Written exercise - Filter these entries so that only lines with the word "Federung" remain.

Given information -

-- -- --

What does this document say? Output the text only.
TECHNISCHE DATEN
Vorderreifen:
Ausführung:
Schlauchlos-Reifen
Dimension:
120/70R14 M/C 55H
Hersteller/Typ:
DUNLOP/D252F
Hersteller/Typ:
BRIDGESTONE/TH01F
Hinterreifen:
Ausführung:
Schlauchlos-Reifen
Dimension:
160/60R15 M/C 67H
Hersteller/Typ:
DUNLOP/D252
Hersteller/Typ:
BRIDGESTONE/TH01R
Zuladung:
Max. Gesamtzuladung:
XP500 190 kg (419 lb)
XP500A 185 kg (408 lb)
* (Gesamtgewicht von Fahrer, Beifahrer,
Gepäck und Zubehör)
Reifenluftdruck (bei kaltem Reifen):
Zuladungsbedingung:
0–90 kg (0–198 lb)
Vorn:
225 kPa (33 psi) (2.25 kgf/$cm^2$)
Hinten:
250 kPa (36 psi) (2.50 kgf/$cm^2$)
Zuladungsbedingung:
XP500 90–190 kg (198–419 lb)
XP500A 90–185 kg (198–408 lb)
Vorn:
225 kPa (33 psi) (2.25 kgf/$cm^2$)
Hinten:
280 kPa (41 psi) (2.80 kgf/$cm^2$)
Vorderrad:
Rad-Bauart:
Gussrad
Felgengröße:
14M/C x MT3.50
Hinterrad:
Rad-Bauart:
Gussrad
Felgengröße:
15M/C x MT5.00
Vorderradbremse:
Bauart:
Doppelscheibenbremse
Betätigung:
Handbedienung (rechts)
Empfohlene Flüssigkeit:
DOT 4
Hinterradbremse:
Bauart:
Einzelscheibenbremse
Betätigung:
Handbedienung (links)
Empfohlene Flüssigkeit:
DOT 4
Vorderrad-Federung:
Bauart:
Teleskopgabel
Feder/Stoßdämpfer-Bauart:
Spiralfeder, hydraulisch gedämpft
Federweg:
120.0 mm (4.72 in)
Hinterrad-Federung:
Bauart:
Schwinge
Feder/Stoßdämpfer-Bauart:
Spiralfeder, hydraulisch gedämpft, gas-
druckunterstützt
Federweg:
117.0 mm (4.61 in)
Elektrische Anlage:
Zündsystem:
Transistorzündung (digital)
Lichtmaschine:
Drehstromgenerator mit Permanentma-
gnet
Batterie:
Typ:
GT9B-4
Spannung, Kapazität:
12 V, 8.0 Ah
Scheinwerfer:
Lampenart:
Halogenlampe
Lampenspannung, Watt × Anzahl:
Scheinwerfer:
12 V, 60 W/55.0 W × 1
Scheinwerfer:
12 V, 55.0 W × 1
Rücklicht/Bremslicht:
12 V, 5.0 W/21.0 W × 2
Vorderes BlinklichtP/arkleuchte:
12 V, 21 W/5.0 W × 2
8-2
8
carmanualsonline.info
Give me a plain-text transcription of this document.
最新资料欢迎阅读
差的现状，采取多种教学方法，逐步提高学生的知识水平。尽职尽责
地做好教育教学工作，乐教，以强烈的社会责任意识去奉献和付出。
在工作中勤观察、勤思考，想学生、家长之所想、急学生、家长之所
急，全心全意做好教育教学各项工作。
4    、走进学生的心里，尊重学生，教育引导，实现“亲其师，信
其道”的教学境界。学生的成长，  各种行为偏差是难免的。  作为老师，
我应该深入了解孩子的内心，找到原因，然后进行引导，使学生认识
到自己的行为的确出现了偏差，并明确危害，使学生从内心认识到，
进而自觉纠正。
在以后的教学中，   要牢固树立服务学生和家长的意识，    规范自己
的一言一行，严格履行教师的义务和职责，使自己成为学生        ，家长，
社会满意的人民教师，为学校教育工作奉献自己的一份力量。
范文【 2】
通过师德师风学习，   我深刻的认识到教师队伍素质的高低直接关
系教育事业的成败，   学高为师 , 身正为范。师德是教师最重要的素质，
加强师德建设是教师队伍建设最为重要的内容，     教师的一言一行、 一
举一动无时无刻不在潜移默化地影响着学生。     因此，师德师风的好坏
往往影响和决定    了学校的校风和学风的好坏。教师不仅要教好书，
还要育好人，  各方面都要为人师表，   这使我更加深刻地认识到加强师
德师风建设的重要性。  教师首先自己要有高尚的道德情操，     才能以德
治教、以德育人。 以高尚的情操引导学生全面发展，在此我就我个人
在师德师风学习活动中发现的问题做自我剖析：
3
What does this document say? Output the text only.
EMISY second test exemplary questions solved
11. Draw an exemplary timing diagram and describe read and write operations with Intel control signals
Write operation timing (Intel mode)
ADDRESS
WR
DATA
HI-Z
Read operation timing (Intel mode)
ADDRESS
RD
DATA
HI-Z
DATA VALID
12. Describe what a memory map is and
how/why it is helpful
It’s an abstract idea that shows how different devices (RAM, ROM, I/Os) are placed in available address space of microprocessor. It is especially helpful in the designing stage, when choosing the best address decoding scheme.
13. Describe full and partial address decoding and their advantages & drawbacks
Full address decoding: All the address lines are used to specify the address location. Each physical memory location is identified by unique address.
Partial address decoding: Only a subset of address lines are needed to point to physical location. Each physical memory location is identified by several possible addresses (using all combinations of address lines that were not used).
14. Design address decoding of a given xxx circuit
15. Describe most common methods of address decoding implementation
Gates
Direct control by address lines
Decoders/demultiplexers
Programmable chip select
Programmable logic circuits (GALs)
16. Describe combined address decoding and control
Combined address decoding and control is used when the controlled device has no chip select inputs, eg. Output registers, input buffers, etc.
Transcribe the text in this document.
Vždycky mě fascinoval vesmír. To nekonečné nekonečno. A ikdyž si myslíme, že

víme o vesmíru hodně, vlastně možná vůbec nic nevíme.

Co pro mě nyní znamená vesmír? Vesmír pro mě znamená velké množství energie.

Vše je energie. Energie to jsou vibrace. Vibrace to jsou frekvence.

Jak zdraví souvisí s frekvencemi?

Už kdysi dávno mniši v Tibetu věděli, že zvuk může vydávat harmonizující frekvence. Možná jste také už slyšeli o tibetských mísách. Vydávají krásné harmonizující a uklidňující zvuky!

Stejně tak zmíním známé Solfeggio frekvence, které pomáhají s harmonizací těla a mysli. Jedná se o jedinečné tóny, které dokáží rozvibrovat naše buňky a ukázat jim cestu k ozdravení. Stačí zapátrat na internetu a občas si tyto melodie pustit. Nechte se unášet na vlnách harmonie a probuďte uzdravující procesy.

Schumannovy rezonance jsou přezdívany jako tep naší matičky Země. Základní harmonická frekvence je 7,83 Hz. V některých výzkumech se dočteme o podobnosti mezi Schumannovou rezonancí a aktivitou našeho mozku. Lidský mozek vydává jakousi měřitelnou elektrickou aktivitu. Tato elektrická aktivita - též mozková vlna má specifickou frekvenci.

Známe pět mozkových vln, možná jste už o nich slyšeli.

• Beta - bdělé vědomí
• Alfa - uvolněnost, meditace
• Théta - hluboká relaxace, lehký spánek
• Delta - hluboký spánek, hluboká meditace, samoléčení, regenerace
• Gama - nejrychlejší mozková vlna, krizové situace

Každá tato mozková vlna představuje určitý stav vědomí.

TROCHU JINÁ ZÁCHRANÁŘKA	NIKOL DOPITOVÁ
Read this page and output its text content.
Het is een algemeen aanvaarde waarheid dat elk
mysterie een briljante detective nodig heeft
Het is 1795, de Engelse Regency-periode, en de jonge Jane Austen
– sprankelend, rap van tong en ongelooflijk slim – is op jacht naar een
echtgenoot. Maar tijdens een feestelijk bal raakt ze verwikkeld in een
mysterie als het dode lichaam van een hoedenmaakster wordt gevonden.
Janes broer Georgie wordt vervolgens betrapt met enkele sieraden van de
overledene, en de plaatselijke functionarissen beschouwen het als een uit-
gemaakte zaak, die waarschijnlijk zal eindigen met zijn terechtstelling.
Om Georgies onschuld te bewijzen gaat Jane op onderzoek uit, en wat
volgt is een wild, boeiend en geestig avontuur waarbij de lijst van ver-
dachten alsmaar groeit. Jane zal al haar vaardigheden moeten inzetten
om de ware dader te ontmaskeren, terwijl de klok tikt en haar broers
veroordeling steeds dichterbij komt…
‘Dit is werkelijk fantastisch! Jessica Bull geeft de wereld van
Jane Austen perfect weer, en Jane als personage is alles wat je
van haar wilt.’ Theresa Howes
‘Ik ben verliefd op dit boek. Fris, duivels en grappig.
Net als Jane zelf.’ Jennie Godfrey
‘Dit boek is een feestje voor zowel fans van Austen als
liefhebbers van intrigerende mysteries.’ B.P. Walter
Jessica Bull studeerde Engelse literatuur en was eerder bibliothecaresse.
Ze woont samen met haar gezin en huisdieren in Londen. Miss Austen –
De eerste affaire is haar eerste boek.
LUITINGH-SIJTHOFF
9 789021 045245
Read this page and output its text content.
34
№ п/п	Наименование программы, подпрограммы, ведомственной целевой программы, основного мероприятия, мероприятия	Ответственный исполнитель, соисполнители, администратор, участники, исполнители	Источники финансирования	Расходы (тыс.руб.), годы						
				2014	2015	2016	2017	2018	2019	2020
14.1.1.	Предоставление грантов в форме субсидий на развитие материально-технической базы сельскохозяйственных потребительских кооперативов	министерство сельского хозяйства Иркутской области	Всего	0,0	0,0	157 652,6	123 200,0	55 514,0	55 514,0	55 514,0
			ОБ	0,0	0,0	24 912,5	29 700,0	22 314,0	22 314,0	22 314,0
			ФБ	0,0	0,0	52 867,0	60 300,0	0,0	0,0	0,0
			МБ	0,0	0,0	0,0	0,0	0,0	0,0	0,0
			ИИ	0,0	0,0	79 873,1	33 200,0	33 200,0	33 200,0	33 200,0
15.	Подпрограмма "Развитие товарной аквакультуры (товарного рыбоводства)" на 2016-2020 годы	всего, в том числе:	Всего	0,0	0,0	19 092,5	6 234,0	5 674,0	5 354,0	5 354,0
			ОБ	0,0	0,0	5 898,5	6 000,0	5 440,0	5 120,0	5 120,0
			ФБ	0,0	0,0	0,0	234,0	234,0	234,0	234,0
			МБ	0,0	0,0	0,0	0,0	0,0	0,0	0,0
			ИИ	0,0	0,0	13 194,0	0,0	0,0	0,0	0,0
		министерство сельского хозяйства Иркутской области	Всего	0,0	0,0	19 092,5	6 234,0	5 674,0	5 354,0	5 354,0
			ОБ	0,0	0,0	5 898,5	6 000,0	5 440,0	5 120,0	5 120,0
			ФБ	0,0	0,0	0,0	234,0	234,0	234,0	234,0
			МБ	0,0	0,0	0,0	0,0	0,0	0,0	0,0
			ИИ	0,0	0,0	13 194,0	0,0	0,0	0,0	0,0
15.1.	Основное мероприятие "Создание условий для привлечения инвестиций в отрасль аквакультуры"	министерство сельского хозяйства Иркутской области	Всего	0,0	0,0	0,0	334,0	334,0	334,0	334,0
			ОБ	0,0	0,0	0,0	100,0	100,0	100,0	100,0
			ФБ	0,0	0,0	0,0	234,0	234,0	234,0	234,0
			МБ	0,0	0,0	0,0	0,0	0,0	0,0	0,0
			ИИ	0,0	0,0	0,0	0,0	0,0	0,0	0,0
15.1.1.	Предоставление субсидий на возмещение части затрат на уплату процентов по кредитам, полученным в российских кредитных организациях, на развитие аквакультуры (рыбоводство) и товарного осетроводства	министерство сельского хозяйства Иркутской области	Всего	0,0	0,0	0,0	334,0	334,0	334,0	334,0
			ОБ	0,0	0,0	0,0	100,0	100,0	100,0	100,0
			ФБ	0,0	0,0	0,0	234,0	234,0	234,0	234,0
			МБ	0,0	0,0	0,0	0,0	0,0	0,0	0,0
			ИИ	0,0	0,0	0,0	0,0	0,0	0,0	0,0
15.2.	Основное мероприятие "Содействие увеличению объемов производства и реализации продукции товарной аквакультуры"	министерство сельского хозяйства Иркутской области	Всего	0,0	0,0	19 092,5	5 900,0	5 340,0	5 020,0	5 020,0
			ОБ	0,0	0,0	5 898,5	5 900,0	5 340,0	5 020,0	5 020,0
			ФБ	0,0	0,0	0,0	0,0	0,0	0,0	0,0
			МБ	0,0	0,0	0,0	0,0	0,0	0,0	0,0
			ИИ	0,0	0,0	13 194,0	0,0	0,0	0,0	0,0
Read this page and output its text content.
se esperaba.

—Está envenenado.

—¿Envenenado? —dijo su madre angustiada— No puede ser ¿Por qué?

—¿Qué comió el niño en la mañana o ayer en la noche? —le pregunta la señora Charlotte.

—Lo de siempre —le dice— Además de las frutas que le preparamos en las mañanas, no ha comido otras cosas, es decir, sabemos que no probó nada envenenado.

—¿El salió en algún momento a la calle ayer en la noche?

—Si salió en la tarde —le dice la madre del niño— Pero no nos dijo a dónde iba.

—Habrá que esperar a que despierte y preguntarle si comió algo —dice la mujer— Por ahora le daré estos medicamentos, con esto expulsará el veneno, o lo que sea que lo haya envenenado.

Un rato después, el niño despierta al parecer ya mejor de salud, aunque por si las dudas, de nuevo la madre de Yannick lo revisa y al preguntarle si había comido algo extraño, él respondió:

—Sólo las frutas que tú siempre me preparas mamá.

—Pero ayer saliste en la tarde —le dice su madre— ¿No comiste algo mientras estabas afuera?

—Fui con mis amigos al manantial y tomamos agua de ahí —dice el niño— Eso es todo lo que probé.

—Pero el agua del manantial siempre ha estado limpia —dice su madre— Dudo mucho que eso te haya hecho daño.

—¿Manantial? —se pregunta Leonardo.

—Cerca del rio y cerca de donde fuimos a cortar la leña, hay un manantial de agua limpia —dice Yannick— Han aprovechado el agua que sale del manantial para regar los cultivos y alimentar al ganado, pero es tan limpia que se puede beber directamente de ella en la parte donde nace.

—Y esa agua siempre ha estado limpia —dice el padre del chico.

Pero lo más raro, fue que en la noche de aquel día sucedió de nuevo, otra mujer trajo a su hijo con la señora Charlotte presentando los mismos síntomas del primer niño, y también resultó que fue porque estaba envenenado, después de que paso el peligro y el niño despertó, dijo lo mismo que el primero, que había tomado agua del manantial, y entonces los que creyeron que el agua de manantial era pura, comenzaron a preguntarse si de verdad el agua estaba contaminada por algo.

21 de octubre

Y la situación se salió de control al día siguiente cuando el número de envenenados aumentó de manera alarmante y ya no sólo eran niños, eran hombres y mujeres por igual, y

-- -- --

Response -
Vorderrad-Federung:
Hinterrad-Federung:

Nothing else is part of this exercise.